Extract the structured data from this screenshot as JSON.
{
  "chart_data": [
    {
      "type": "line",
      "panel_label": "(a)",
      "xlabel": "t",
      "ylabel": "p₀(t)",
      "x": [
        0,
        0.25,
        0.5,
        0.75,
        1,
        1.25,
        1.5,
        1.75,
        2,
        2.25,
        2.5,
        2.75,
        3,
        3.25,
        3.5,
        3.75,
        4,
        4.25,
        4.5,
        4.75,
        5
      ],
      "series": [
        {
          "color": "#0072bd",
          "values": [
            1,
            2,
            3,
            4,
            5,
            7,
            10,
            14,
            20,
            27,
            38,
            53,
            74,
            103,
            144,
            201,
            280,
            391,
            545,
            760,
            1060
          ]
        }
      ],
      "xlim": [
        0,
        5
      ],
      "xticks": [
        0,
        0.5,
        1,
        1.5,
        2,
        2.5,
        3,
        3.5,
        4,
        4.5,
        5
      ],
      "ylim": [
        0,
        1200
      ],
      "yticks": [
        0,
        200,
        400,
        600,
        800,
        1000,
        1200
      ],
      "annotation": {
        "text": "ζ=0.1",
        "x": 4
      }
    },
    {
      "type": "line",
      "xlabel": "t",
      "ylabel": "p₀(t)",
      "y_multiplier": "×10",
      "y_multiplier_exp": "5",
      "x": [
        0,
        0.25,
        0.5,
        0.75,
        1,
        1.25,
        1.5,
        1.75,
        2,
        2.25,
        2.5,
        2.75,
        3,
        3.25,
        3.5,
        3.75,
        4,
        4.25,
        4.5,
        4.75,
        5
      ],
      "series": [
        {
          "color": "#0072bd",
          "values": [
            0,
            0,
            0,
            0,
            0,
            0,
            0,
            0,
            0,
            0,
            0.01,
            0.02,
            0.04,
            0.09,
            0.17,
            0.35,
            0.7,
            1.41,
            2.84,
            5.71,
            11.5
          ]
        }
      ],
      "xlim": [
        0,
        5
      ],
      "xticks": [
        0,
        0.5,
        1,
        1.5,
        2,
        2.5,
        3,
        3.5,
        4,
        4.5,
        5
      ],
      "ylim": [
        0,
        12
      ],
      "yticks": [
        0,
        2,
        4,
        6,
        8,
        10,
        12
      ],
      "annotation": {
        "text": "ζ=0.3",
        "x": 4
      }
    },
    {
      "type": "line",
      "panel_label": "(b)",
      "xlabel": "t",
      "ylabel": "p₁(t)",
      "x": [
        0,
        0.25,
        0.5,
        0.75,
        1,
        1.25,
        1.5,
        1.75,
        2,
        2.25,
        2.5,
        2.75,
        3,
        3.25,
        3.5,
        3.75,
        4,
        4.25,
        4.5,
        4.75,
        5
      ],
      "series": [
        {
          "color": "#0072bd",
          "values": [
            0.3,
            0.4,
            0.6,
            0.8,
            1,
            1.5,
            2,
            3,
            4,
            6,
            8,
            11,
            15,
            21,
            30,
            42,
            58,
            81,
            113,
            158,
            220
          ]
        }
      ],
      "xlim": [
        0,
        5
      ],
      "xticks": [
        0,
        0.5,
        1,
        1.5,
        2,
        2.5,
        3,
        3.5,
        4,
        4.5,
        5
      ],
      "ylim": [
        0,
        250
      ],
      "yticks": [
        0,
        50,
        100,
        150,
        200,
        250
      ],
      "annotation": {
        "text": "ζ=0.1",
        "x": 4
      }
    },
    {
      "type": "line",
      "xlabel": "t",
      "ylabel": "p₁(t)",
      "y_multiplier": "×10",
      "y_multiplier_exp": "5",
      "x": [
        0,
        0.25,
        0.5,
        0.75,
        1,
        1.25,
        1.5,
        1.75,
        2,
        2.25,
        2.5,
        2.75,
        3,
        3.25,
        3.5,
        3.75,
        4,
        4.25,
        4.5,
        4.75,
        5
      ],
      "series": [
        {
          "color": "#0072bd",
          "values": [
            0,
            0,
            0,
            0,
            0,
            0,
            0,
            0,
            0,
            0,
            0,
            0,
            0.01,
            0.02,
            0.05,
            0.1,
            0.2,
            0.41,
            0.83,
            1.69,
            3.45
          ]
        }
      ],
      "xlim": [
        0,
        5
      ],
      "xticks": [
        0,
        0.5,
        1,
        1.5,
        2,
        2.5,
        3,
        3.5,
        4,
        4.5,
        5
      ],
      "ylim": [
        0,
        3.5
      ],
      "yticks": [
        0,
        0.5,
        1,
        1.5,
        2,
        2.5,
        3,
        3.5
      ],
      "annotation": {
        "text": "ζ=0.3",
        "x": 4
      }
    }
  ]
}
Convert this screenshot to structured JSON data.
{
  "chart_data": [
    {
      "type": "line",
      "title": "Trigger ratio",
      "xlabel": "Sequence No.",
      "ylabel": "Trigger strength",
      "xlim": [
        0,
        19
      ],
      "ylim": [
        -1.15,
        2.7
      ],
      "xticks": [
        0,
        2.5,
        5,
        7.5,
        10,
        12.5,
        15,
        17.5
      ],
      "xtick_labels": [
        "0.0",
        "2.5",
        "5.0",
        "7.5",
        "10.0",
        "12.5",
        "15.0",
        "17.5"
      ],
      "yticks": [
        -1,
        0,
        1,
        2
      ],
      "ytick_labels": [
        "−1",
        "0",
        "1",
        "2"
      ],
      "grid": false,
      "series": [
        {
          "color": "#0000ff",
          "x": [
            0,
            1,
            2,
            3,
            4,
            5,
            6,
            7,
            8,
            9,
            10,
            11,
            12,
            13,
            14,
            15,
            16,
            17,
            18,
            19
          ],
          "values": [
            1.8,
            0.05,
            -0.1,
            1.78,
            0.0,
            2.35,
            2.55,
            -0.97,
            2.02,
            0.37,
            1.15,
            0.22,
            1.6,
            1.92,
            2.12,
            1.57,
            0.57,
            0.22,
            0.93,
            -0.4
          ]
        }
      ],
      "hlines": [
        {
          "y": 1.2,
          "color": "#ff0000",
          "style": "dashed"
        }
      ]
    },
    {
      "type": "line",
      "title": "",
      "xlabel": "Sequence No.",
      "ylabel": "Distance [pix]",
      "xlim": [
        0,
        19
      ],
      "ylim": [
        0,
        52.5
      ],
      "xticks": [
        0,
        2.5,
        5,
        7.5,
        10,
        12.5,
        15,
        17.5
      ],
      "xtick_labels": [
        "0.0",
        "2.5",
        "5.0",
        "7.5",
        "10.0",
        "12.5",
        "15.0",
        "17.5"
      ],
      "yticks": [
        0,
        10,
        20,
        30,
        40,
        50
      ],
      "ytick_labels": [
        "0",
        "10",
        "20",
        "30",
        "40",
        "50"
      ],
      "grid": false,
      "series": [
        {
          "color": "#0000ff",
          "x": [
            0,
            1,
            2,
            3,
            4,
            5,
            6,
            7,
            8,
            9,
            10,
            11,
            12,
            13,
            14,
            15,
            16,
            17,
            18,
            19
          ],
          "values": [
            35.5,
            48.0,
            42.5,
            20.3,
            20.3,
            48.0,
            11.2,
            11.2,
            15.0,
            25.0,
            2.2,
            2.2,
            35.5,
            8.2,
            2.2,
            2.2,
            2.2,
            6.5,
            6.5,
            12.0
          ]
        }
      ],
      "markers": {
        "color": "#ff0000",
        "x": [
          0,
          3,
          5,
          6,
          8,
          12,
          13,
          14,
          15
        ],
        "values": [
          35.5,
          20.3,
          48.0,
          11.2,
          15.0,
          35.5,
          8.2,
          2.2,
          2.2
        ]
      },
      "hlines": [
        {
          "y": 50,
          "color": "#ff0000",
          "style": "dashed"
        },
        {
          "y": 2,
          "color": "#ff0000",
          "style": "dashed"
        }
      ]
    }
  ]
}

WHAT TO PRODUCE: From the records above, extract every entry exactly as given.

TASK OUTPUT:
Extract the structured data from this screenshot as JSON.
{
  "chart_data": [
    {
      "type": "line",
      "panel_label": "(a)",
      "xlabel": "t",
      "ylabel": "p₀(t)",
      "x": [
        0,
        0.25,
        0.5,
        0.75,
        1,
        1.25,
        1.5,
        1.75,
        2,
        2.25,
        2.5,
        2.75,
        3,
        3.25,
        3.5,
        3.75,
        4,
        4.25,
        4.5,
        4.75,
        5
      ],
      "series": [
        {
          "color": "#0072bd",
          "values": [
            1,
            2,
            3,
            4,
            5,
            7,
            10,
            14,
            20,
            27,
            38,
            53,
            74,
            103,
            144,
            201,
            280,
            391,
            545,
            760,
            1060
          ]
        }
      ],
      "xlim": [
        0,
        5
      ],
      "xticks": [
        0,
        0.5,
        1,
        1.5,
        2,
        2.5,
        3,
        3.5,
        4,
        4.5,
        5
      ],
      "ylim": [
        0,
        1200
      ],
      "yticks": [
        0,
        200,
        400,
        600,
        800,
        1000,
        1200
      ],
      "annotation": {
        "text": "ζ=0.1",
        "x": 4
      }
    },
    {
      "type": "line",
      "xlabel": "t",
      "ylabel": "p₀(t)",
      "y_multiplier": "×10",
      "y_multiplier_exp": "5",
      "x": [
        0,
        0.25,
        0.5,
        0.75,
        1,
        1.25,
        1.5,
        1.75,
        2,
        2.25,
        2.5,
        2.75,
        3,
        3.25,
        3.5,
        3.75,
        4,
        4.25,
        4.5,
        4.75,
        5
      ],
      "series": [
        {
          "color": "#0072bd",
          "values": [
            0,
            0,
            0,
            0,
            0,
            0,
            0,
            0,
            0,
            0,
            0.01,
            0.02,
            0.04,
            0.09,
            0.17,
            0.35,
            0.7,
            1.41,
            2.84,
            5.71,
            11.5
          ]
        }
      ],
      "xlim": [
        0,
        5
      ],
      "xticks": [
        0,
        0.5,
        1,
        1.5,
        2,
        2.5,
        3,
        3.5,
        4,
        4.5,
        5
      ],
      "ylim": [
        0,
        12
      ],
      "yticks": [
        0,
        2,
        4,
        6,
        8,
        10,
        12
      ],
      "annotation": {
        "text": "ζ=0.3",
        "x": 4
      }
    },
    {
      "type": "line",
      "panel_label": "(b)",
      "xlabel": "t",
      "ylabel": "p₁(t)",
      "x": [
        0,
        0.25,
        0.5,
        0.75,
        1,
        1.25,
        1.5,
        1.75,
        2,
        2.25,
        2.5,
        2.75,
        3,
        3.25,
        3.5,
        3.75,
        4,
        4.25,
        4.5,
        4.75,
        5
      ],
      "series": [
        {
          "color": "#0072bd",
          "values": [
            0.3,
            0.4,
            0.6,
            0.8,
            1,
            1.5,
            2,
            3,
            4,
            6,
            8,
            11,
            15,
            21,
            30,
            42,
            58,
            81,
            113,
            158,
            220
          ]
        }
      ],
      "xlim": [
        0,
        5
      ],
      "xticks": [
        0,
        0.5,
        1,
        1.5,
        2,
        2.5,
        3,
        3.5,
        4,
        4.5,
        5
      ],
      "ylim": [
        0,
        250
      ],
      "yticks": [
        0,
        50,
        100,
        150,
        200,
        250
      ],
      "annotation": {
        "text": "ζ=0.1",
        "x": 4
      }
    },
    {
      "type": "line",
      "xlabel": "t",
      "ylabel": "p₁(t)",
      "y_multiplier": "×10",
      "y_multiplier_exp": "5",
      "x": [
        0,
        0.25,
        0.5,
        0.75,
        1,
        1.25,
        1.5,
        1.75,
        2,
        2.25,
        2.5,
        2.75,
        3,
        3.25,
        3.5,
        3.75,
        4,
        4.25,
        4.5,
        4.75,
        5
      ],
      "series": [
        {
          "color": "#0072bd",
          "values": [
            0,
            0,
            0,
            0,
            0,
            0,
            0,
            0,
            0,
            0,
            0,
            0,
            0.01,
            0.02,
            0.05,
            0.1,
            0.2,
            0.41,
            0.83,
            1.69,
            3.45
          ]
        }
      ],
      "xlim": [
        0,
        5
      ],
      "xticks": [
        0,
        0.5,
        1,
        1.5,
        2,
        2.5,
        3,
        3.5,
        4,
        4.5,
        5
      ],
      "ylim": [
        0,
        3.5
      ],
      "yticks": [
        0,
        0.5,
        1,
        1.5,
        2,
        2.5,
        3,
        3.5
      ],
      "annotation": {
        "text": "ζ=0.3",
        "x": 4
      }
    }
  ]
}
Convert this screenshot to structured JSON data.
{
  "chart_data": [
    {
      "type": "line",
      "title": "Trigger ratio",
      "xlabel": "Sequence No.",
      "ylabel": "Trigger strength",
      "xlim": [
        0,
        19
      ],
      "ylim": [
        -1.15,
        2.7
      ],
      "xticks": [
        0,
        2.5,
        5,
        7.5,
        10,
        12.5,
        15,
        17.5
      ],
      "xtick_labels": [
        "0.0",
        "2.5",
        "5.0",
        "7.5",
        "10.0",
        "12.5",
        "15.0",
        "17.5"
      ],
      "yticks": [
        -1,
        0,
        1,
        2
      ],
      "ytick_labels": [
        "−1",
        "0",
        "1",
        "2"
      ],
      "grid": false,
      "series": [
        {
          "color": "#0000ff",
          "x": [
            0,
            1,
            2,
            3,
            4,
            5,
            6,
            7,
            8,
            9,
            10,
            11,
            12,
            13,
            14,
            15,
            16,
            17,
            18,
            19
          ],
          "values": [
            1.8,
            0.05,
            -0.1,
            1.78,
            0.0,
            2.35,
            2.55,
            -0.97,
            2.02,
            0.37,
            1.15,
            0.22,
            1.6,
            1.92,
            2.12,
            1.57,
            0.57,
            0.22,
            0.93,
            -0.4
          ]
        }
      ],
      "hlines": [
        {
          "y": 1.2,
          "color": "#ff0000",
          "style": "dashed"
        }
      ]
    },
    {
      "type": "line",
      "title": "",
      "xlabel": "Sequence No.",
      "ylabel": "Distance [pix]",
      "xlim": [
        0,
        19
      ],
      "ylim": [
        0,
        52.5
      ],
      "xticks": [
        0,
        2.5,
        5,
        7.5,
        10,
        12.5,
        15,
        17.5
      ],
      "xtick_labels": [
        "0.0",
        "2.5",
        "5.0",
        "7.5",
        "10.0",
        "12.5",
        "15.0",
        "17.5"
      ],
      "yticks": [
        0,
        10,
        20,
        30,
        40,
        50
      ],
      "ytick_labels": [
        "0",
        "10",
        "20",
        "30",
        "40",
        "50"
      ],
      "grid": false,
      "series": [
        {
          "color": "#0000ff",
          "x": [
            0,
            1,
            2,
            3,
            4,
            5,
            6,
            7,
            8,
            9,
            10,
            11,
            12,
            13,
            14,
            15,
            16,
            17,
            18,
            19
          ],
          "values": [
            35.5,
            48.0,
            42.5,
            20.3,
            20.3,
            48.0,
            11.2,
            11.2,
            15.0,
            25.0,
            2.2,
            2.2,
            35.5,
            8.2,
            2.2,
            2.2,
            2.2,
            6.5,
            6.5,
            12.0
          ]
        }
      ],
      "markers": {
        "color": "#ff0000",
        "x": [
          0,
          3,
          5,
          6,
          8,
          12,
          13,
          14,
          15
        ],
        "values": [
          35.5,
          20.3,
          48.0,
          11.2,
          15.0,
          35.5,
          8.2,
          2.2,
          2.2
        ]
      },
      "hlines": [
        {
          "y": 50,
          "color": "#ff0000",
          "style": "dashed"
        },
        {
          "y": 2,
          "color": "#ff0000",
          "style": "dashed"
        }
      ]
    }
  ]
}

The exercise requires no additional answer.